### Stored data
☆ ☆ ☆ ☆ ☆

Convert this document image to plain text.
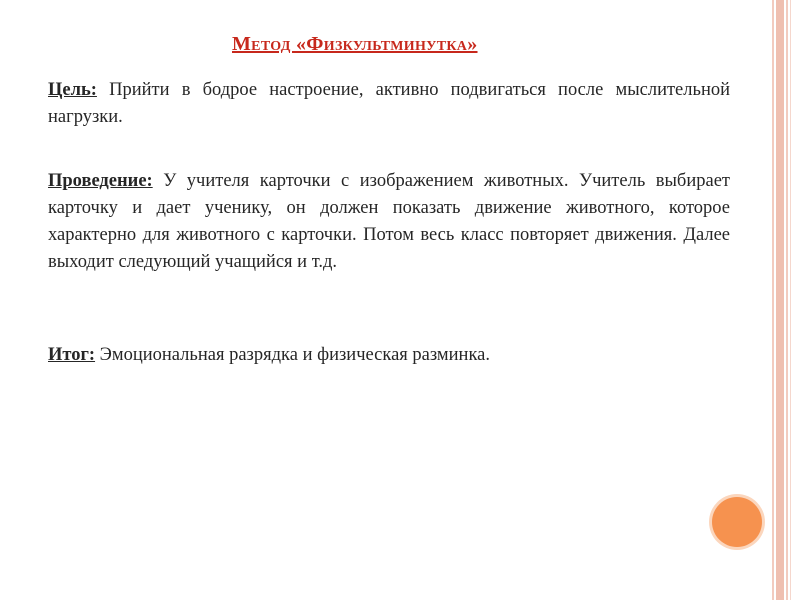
Метод «Физкультминутка»

Цель: Прийти в бодрое настроение, активно подвигаться после мыслительной нагрузки.

Проведение: У учителя карточки с изображением животных. Учитель выбирает карточку и дает ученику, он должен показать движение животного, которое характерно для животного с карточки. Потом весь класс повторяет движения. Далее выходит следующий учащийся и т.д.

Итог: Эмоциональная разрядка и физическая разминка.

☆ ☆ ☆ ☆ ☆

Write out each line again precisely as it appears, skipping every picture.

Convert this document image to plain text.
Метод «Физкультминутка»

Цель: Прийти в бодрое настроение, активно подвигаться после мыслительной нагрузки.

Проведение: У учителя карточки с изображением животных. Учитель выбирает карточку и дает ученику, он должен показать движение животного, которое характерно для животного с карточки. Потом весь класс повторяет движения. Далее выходит следующий учащийся и т.д.

Итог: Эмоциональная разрядка и физическая разминка.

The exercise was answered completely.